= Source data =
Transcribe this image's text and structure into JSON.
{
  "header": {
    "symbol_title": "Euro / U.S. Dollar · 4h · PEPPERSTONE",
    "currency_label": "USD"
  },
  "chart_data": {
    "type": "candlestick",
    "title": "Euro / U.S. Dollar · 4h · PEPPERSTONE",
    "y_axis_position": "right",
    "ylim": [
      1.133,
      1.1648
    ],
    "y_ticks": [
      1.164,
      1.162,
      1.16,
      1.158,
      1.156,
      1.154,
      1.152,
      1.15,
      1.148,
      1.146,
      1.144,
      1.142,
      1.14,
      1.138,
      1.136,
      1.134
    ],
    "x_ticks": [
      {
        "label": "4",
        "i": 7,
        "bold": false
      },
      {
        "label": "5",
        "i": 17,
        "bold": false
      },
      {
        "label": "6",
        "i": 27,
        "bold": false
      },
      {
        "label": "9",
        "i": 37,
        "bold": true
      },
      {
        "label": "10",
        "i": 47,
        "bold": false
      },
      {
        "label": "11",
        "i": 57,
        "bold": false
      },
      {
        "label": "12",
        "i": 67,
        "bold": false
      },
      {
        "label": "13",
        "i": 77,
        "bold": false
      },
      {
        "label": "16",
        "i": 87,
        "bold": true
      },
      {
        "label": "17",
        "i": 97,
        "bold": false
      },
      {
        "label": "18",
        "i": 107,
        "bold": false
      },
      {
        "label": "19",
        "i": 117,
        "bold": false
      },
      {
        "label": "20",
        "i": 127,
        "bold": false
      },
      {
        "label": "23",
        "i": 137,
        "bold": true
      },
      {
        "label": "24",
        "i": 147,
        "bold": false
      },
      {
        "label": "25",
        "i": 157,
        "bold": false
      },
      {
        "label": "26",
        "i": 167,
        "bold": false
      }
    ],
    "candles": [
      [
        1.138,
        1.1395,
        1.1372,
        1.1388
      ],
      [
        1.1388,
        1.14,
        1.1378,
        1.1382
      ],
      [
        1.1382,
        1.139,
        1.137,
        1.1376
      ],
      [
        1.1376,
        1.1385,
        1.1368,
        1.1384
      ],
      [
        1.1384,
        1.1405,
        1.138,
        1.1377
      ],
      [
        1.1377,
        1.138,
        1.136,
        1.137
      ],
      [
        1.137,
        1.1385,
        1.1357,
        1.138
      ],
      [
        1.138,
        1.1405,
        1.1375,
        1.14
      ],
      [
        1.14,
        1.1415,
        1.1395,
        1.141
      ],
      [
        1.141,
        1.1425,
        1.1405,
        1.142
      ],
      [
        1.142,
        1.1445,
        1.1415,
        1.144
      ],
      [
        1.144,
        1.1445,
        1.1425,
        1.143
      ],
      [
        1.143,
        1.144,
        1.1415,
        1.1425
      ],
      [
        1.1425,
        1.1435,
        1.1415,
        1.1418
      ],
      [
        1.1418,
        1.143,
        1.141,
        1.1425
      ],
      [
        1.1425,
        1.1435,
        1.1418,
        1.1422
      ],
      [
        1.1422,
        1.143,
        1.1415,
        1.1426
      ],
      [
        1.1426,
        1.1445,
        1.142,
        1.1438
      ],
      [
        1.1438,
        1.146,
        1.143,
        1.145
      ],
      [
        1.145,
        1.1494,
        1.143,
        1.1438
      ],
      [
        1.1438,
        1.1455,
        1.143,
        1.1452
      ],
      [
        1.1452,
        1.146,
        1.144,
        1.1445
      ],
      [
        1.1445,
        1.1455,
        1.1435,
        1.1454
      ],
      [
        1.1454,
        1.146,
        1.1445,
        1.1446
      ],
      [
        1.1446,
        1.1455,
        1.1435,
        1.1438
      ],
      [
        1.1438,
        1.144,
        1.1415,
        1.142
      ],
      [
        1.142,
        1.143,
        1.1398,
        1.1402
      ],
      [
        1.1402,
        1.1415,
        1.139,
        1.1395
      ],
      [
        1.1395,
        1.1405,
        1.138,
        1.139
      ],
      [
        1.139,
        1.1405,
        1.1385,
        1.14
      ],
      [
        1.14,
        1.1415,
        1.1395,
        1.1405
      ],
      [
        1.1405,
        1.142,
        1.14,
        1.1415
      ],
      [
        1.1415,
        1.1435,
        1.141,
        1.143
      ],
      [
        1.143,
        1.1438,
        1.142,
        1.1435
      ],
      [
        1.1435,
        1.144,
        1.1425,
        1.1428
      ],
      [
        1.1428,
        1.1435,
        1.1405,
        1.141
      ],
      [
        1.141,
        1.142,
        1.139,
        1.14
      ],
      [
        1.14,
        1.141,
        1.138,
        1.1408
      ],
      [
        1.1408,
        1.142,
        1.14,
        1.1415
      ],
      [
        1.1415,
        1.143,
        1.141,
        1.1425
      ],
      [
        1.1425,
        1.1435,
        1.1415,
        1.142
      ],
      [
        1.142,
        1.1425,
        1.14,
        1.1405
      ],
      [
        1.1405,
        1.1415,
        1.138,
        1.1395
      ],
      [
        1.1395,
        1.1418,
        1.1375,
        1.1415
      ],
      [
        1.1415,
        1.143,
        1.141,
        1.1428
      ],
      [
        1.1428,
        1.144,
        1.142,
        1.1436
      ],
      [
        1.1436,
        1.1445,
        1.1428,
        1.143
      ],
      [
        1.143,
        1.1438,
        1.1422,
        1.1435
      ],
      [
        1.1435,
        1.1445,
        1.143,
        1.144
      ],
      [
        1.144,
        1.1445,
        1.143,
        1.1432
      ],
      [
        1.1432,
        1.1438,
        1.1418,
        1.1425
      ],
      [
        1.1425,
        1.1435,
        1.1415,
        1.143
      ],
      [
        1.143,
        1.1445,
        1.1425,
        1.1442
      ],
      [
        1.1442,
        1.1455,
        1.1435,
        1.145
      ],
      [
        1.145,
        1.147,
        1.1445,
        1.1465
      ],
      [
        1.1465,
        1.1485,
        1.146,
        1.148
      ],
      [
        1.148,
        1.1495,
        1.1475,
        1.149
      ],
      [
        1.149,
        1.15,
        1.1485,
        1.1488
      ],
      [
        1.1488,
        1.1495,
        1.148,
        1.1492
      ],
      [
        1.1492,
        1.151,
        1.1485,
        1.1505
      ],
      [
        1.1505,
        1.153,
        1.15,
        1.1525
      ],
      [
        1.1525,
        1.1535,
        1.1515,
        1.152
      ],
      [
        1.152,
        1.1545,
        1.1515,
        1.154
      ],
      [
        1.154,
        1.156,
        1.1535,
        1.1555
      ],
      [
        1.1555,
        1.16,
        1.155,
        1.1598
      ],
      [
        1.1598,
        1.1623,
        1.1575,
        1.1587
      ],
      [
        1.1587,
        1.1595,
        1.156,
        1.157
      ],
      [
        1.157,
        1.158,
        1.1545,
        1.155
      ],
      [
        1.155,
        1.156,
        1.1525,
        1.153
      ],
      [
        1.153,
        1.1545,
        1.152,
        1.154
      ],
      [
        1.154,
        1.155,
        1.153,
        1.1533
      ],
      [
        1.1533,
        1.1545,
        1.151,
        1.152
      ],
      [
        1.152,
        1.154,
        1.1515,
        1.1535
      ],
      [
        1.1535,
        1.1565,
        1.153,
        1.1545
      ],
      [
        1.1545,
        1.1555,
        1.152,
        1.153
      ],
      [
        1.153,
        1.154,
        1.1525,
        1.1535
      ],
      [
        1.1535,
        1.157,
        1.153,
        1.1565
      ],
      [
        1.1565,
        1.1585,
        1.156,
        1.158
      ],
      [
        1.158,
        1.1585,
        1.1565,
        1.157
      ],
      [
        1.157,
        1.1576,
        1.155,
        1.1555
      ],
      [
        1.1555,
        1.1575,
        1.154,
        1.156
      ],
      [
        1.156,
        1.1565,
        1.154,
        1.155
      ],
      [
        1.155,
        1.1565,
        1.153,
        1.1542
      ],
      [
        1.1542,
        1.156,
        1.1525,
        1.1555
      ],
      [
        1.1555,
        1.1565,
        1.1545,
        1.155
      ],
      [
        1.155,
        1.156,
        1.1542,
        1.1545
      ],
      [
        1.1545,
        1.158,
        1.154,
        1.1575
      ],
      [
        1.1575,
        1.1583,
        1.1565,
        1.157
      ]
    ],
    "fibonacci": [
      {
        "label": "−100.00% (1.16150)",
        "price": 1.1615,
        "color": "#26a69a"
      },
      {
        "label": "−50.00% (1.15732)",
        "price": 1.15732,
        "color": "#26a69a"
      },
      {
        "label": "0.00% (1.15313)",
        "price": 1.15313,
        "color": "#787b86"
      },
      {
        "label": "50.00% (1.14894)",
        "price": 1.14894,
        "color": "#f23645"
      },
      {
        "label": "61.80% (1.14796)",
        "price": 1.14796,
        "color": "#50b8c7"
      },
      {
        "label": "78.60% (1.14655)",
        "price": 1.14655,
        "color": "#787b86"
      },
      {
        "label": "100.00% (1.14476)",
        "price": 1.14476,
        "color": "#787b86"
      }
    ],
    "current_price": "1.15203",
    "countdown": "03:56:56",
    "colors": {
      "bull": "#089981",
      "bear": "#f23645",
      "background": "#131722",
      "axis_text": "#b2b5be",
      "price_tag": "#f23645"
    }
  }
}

= What is being asked =
List each line in the listing that contains the string "PEPPERSTONE".

= Result of this exercise =
    "symbol_title": "Euro / U.S. Dollar · 4h · PEPPERSTONE",
    "title": "Euro / U.S. Dollar · 4h · PEPPERSTONE",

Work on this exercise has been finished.